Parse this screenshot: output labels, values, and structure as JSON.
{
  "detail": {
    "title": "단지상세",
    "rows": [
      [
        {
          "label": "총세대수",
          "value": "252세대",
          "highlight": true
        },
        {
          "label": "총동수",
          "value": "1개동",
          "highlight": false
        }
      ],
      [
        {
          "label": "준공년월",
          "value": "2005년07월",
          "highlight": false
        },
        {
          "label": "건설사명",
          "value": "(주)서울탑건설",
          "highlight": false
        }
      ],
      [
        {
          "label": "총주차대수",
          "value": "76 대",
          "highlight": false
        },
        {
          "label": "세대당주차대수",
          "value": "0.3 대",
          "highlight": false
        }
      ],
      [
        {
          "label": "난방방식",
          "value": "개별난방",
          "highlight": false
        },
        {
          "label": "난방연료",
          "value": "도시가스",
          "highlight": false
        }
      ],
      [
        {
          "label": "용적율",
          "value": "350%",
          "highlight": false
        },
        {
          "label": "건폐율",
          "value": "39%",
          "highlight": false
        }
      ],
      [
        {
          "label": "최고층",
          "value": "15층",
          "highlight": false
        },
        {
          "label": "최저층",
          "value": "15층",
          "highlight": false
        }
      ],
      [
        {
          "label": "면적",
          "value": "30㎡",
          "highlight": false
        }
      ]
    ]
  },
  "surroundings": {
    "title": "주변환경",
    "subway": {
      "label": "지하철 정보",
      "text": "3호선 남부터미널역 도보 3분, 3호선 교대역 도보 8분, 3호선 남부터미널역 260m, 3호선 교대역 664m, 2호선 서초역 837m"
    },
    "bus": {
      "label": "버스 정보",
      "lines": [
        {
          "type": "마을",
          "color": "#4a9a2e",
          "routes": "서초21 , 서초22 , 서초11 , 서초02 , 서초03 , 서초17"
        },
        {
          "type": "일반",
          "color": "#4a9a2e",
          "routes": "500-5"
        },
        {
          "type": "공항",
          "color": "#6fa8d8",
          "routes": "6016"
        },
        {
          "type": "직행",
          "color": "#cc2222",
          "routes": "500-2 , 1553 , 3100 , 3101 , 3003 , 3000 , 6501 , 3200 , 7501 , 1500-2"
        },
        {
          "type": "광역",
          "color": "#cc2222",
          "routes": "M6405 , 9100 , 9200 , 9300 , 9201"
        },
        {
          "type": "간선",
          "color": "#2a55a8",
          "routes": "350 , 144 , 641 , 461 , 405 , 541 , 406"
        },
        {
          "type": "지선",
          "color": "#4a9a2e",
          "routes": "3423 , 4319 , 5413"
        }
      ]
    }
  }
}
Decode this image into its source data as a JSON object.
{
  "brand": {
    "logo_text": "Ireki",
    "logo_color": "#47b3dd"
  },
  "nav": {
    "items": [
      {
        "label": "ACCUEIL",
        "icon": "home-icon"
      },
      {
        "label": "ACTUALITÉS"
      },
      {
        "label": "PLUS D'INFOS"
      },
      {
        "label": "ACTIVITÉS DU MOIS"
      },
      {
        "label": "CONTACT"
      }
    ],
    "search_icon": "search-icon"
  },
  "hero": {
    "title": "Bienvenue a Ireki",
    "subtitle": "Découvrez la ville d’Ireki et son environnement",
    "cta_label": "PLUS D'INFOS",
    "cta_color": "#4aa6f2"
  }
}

**Required task**
Look over the material above and show each line where "routes" appears.

**Written solution**
          "routes": "서초21 , 서초22 , 서초11 , 서초02 , 서초03 , 서초17"
          "routes": "500-5"
          "routes": "6016"
          "routes": "500-2 , 1553 , 3100 , 3101 , 3003 , 3000 , 6501 , 3200 , 7501 , 1500-2"
          "routes": "M6405 , 9100 , 9200 , 9300 , 9201"
          "routes": "350 , 144 , 641 , 461 , 405 , 541 , 406"
          "routes": "3423 , 4319 , 5413"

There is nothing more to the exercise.